TAREFA 1: Segundo o excerto sobre o recurso do arguido A, em que data o Supremo Tribunal de Justiça proferiu o acórdão que indeferiu a reclamação do arguido?
TAREFA 2:
Indique se cada afirmação concorda com o excerto sobre o recurso do arguido A, respondendo sim ou não e citando as palavras do excerto que o decidem.
(a) O Conselheiro Relator admitiu o novo recurso de fiscalização concreta de constitucionalidade.
(b) O Acórdão nº 184/01 foi tirado em plenário.
(c) O Tribunal Constitucional julgou a reclamação improcedente.
TAREFA 3: Prossiga a redação do excerto sobre o recurso do arguido A a partir da última frase apresentada.

TEXTO DE ORIGEM:
• • •

7. Na sequência do assim decidido baixaram os autos ao Supremo Tribunal de Justiça que, por acórdão de 1 de Julho de 1999, decidiu manter o despacho reclamado, indeferindo a reclamação do arguido A e, em consequência, não conhecer do seu recurso.
8. Inconformado com esta decisão o arguido A apresentou, ao abrigo das alíneas b) e g) do nº 1 do artigo 70º da LTC, novo recurso de fiscalização concreta de constitucionalidade, recurso que, por decisão do Ex.mo Conselheiro Relator do processo no Supremo Tribunal de Justiça, não foi admitido, com fundamento em que seria manifestamente infundado.
9. Desta decisão foi interposta, ao abrigo do disposto nos artigos 76º, nº 4 e
77º da LTC, reclamação para o Tribunal Constitucional, que, pelo Acórdão nº
184/01, tirado em plenário, julgou a mesma procedente.

• • •

DADOS FORNECIDOS:
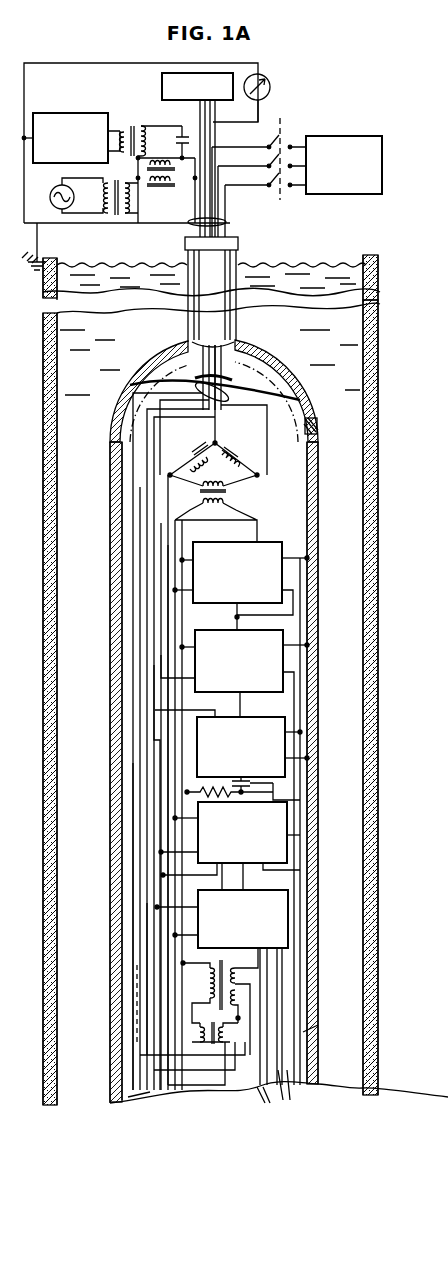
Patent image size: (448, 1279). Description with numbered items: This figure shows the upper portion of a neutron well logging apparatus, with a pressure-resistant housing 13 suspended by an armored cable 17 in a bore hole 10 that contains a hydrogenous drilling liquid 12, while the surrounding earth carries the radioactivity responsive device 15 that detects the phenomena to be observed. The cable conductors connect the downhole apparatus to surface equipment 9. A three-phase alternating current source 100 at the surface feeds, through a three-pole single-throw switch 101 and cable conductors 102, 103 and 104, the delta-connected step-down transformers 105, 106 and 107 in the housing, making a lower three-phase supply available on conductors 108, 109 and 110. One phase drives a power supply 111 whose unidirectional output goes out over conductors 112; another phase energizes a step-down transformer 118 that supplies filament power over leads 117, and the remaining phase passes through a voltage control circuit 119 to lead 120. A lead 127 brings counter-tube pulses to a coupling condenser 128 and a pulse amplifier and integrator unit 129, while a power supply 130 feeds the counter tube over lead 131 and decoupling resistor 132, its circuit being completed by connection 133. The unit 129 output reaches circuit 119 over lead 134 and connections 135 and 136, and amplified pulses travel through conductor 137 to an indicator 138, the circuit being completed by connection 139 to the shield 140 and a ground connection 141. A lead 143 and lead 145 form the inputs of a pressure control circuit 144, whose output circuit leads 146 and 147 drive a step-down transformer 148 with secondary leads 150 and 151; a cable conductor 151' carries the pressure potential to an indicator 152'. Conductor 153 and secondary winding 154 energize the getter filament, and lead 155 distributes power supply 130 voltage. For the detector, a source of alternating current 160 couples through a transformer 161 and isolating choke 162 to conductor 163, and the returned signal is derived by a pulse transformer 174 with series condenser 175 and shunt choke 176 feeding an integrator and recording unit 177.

• • •

RESPOSTA 1: Em 1 de Julho de 1999.

RESPOSTA 2:
(a) Não: "não foi admitido, com fundamento em que seria manifestamente infundado".
(b) Sim: "pelo Acórdão nº 184/01, tirado em plenário".
(c) Não: "julgou a mesma procedente".

RESPOSTA 3:
10. Em cumprimento desta decisão do Tribunal Constitucional, o Supremo Tribunal de Justiça, por acórdão de 7 de Fevereiro de 2002, decidiu ordenar o prosseguimento dos autos, com o consequente julgamento do recurso que havia sido interposto pelo arguido A. Nessa sequência proferiu, em 11 de Abril de 2002, acórdão com o seguinte teor:
'Pelos fundamentos expostos no parecer do relator exarado a fls. 2300 e segs., que aqui se dão por inteiramente reproduzidos, acorda-se, quanto às questões suscitadas pelo réu A no seu recurso, em julgá-lo manifestamente infundado no que concerne às seguintes questões: momento da consumação do crime de fraude na obtenção de subsídio (conclusões 1ª a 13ª e 32ª a 39ª) e omissão de pronúncia e falta de fundamentação do acórdão da Relação acerca dos perdões (conclusões 40ª a 45ª), e em não conhecer dele no que toca às seguintes questões: medida concreta da pena (em termos de atenuação especial) e suspensão da respectiva execução (conclusões 14ª a 21ª) e violação do disposto no art. 447º do CPP de 1929 (conclusões 22ª a 31ª), sem embargo de, quanto a esta última questão, se acordar ainda em julgar o recurso manifestamente infundado, assim se confirmando, inteiramente, o decidido pela Relação de Lisboa no que respeita ao recorrente'.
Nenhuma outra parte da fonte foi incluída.